■ THE TASK
Give every entry again, word for word.

++++

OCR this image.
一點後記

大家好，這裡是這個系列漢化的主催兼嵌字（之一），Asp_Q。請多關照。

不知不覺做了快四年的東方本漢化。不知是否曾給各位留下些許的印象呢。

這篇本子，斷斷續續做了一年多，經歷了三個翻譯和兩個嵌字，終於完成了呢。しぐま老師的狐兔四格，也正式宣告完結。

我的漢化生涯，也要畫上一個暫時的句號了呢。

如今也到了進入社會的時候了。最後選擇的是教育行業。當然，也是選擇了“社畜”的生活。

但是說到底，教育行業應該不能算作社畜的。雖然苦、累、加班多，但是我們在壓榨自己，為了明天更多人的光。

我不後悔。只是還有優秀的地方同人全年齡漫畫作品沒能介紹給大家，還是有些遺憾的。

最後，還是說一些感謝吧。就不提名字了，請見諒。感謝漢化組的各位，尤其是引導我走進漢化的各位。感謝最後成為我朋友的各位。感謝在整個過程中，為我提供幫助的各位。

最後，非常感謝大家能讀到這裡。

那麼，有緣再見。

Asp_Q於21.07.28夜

++++

■ OUTPUT BELOW
OCR this image.
一點後記

大家好，這裡是這個系列漢化的主催兼嵌字（之一），Asp_Q。請多關照。

不知不覺做了快四年的東方本漢化。不知是否曾給各位留下些許的印象呢。

這篇本子，斷斷續續做了一年多，經歷了三個翻譯和兩個嵌字，終於完成了呢。しぐま老師的狐兔四格，也正式宣告完結。

我的漢化生涯，也要畫上一個暫時的句號了呢。

如今也到了進入社會的時候了。最後選擇的是教育行業。當然，也是選擇了“社畜”的生活。

但是說到底，教育行業應該不能算作社畜的。雖然苦、累、加班多，但是我們在壓榨自己，為了明天更多人的光。

我不後悔。只是還有優秀的地方同人全年齡漫畫作品沒能介紹給大家，還是有些遺憾的。

最後，還是說一些感謝吧。就不提名字了，請見諒。感謝漢化組的各位，尤其是引導我走進漢化的各位。感謝最後成為我朋友的各位。感謝在整個過程中，為我提供幫助的各位。

最後，非常感謝大家能讀到這裡。

那麼，有緣再見。

Asp_Q於21.07.28夜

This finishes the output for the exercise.